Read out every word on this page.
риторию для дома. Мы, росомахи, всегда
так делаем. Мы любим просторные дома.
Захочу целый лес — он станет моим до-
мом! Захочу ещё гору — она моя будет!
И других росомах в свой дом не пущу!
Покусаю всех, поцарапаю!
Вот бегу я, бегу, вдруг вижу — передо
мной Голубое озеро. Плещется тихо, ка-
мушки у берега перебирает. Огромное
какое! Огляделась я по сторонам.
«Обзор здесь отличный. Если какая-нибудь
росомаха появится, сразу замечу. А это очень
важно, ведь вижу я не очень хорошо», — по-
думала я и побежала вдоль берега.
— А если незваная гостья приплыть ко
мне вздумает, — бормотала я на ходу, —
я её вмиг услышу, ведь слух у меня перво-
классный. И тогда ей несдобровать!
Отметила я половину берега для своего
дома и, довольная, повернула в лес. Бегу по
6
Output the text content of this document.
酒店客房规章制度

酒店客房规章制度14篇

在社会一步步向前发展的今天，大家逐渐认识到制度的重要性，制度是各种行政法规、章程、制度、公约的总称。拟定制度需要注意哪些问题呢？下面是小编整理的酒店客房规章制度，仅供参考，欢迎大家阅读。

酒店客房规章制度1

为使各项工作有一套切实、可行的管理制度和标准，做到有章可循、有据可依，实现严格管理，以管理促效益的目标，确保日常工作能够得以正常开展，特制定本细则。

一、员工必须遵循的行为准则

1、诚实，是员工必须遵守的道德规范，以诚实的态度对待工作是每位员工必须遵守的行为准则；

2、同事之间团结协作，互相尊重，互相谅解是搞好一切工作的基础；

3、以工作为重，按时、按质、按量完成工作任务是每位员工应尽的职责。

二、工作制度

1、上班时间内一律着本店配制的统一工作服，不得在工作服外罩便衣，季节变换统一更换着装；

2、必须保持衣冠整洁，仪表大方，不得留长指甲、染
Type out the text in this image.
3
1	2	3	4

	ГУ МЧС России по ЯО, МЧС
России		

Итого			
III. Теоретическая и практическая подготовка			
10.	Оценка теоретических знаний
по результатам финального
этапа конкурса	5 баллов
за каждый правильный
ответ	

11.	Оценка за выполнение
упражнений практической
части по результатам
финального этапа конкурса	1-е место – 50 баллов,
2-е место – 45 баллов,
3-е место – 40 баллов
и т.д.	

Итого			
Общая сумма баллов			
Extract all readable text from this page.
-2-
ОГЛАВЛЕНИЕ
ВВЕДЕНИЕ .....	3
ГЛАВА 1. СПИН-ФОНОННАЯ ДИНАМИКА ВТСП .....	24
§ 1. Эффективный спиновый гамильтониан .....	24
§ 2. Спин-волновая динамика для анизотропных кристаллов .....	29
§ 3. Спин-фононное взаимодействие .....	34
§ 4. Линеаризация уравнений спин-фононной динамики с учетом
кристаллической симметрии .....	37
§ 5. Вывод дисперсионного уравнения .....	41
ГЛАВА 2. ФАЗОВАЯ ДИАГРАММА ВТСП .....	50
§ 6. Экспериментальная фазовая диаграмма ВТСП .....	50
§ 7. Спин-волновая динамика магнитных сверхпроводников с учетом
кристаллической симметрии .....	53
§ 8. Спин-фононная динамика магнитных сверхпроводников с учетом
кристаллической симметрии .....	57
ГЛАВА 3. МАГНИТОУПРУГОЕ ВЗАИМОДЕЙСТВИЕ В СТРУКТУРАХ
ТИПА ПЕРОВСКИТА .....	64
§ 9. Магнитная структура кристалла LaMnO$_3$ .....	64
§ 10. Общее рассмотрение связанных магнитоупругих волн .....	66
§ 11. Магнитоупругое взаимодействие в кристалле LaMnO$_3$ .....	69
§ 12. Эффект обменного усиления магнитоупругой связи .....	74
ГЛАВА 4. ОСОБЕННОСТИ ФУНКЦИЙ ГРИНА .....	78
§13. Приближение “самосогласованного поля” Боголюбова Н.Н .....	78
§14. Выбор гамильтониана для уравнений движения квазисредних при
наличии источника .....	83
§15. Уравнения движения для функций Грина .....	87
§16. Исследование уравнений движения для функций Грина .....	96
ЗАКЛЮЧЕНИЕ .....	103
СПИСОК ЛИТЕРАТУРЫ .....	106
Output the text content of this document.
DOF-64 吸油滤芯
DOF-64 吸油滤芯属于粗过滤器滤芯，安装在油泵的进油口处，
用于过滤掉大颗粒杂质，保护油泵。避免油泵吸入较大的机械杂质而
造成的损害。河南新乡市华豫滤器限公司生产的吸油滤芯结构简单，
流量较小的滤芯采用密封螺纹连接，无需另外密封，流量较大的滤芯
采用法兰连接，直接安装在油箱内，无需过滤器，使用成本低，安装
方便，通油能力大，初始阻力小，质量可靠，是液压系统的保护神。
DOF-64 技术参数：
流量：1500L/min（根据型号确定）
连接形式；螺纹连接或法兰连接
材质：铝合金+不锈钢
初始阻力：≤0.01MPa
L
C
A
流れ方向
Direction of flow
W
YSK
────────
- _TASK DIRECTIONS_
Retype the listing above in full, with no alterations.

- _ANSWER FOR THIS EXERCISE_
Read out every word on this page.
риторию для дома. Мы, росомахи, всегда
так делаем. Мы любим просторные дома.
Захочу целый лес — он станет моим до-
мом! Захочу ещё гору — она моя будет!
И других росомах в свой дом не пущу!
Покусаю всех, поцарапаю!
Вот бегу я, бегу, вдруг вижу — передо
мной Голубое озеро. Плещется тихо, ка-
мушки у берега перебирает. Огромное
какое! Огляделась я по сторонам.
«Обзор здесь отличный. Если какая-нибудь
росомаха появится, сразу замечу. А это очень
важно, ведь вижу я не очень хорошо», — по-
думала я и побежала вдоль берега.
— А если незваная гостья приплыть ко
мне вздумает, — бормотала я на ходу, —
я её вмиг услышу, ведь слух у меня перво-
классный. И тогда ей несдобровать!
Отметила я половину берега для своего
дома и, довольная, повернула в лес. Бегу по
6
Output the text content of this document.
酒店客房规章制度

酒店客房规章制度14篇

在社会一步步向前发展的今天，大家逐渐认识到制度的重要性，制度是各种行政法规、章程、制度、公约的总称。拟定制度需要注意哪些问题呢？下面是小编整理的酒店客房规章制度，仅供参考，欢迎大家阅读。

酒店客房规章制度1

为使各项工作有一套切实、可行的管理制度和标准，做到有章可循、有据可依，实现严格管理，以管理促效益的目标，确保日常工作能够得以正常开展，特制定本细则。

一、员工必须遵循的行为准则

1、诚实，是员工必须遵守的道德规范，以诚实的态度对待工作是每位员工必须遵守的行为准则；

2、同事之间团结协作，互相尊重，互相谅解是搞好一切工作的基础；

3、以工作为重，按时、按质、按量完成工作任务是每位员工应尽的职责。

二、工作制度

1、上班时间内一律着本店配制的统一工作服，不得在工作服外罩便衣，季节变换统一更换着装；

2、必须保持衣冠整洁，仪表大方，不得留长指甲、染
Type out the text in this image.
3
1	2	3	4

	ГУ МЧС России по ЯО, МЧС
России		

Итого			
III. Теоретическая и практическая подготовка			
10.	Оценка теоретических знаний
по результатам финального
этапа конкурса	5 баллов
за каждый правильный
ответ	

11.	Оценка за выполнение
упражнений практической
части по результатам
финального этапа конкурса	1-е место – 50 баллов,
2-е место – 45 баллов,
3-е место – 40 баллов
и т.д.	

Итого			
Общая сумма баллов			
Extract all readable text from this page.
-2-
ОГЛАВЛЕНИЕ
ВВЕДЕНИЕ .....	3
ГЛАВА 1. СПИН-ФОНОННАЯ ДИНАМИКА ВТСП .....	24
§ 1. Эффективный спиновый гамильтониан .....	24
§ 2. Спин-волновая динамика для анизотропных кристаллов .....	29
§ 3. Спин-фононное взаимодействие .....	34
§ 4. Линеаризация уравнений спин-фононной динамики с учетом
кристаллической симметрии .....	37
§ 5. Вывод дисперсионного уравнения .....	41
ГЛАВА 2. ФАЗОВАЯ ДИАГРАММА ВТСП .....	50
§ 6. Экспериментальная фазовая диаграмма ВТСП .....	50
§ 7. Спин-волновая динамика магнитных сверхпроводников с учетом
кристаллической симметрии .....	53
§ 8. Спин-фононная динамика магнитных сверхпроводников с учетом
кристаллической симметрии .....	57
ГЛАВА 3. МАГНИТОУПРУГОЕ ВЗАИМОДЕЙСТВИЕ В СТРУКТУРАХ
ТИПА ПЕРОВСКИТА .....	64
§ 9. Магнитная структура кристалла LaMnO$_3$ .....	64
§ 10. Общее рассмотрение связанных магнитоупругих волн .....	66
§ 11. Магнитоупругое взаимодействие в кристалле LaMnO$_3$ .....	69
§ 12. Эффект обменного усиления магнитоупругой связи .....	74
ГЛАВА 4. ОСОБЕННОСТИ ФУНКЦИЙ ГРИНА .....	78
§13. Приближение “самосогласованного поля” Боголюбова Н.Н .....	78
§14. Выбор гамильтониана для уравнений движения квазисредних при
наличии источника .....	83
§15. Уравнения движения для функций Грина .....	87
§16. Исследование уравнений движения для функций Грина .....	96
ЗАКЛЮЧЕНИЕ .....	103
СПИСОК ЛИТЕРАТУРЫ .....	106
Output the text content of this document.
DOF-64 吸油滤芯
DOF-64 吸油滤芯属于粗过滤器滤芯，安装在油泵的进油口处，
用于过滤掉大颗粒杂质，保护油泵。避免油泵吸入较大的机械杂质而
造成的损害。河南新乡市华豫滤器限公司生产的吸油滤芯结构简单，
流量较小的滤芯采用密封螺纹连接，无需另外密封，流量较大的滤芯
采用法兰连接，直接安装在油箱内，无需过滤器，使用成本低，安装
方便，通油能力大，初始阻力小，质量可靠，是液压系统的保护神。
DOF-64 技术参数：
流量：1500L/min（根据型号确定）
连接形式；螺纹连接或法兰连接
材质：铝合金+不锈钢
初始阻力：≤0.01MPa
L
C
A
流れ方向
Direction of flow
W
YSK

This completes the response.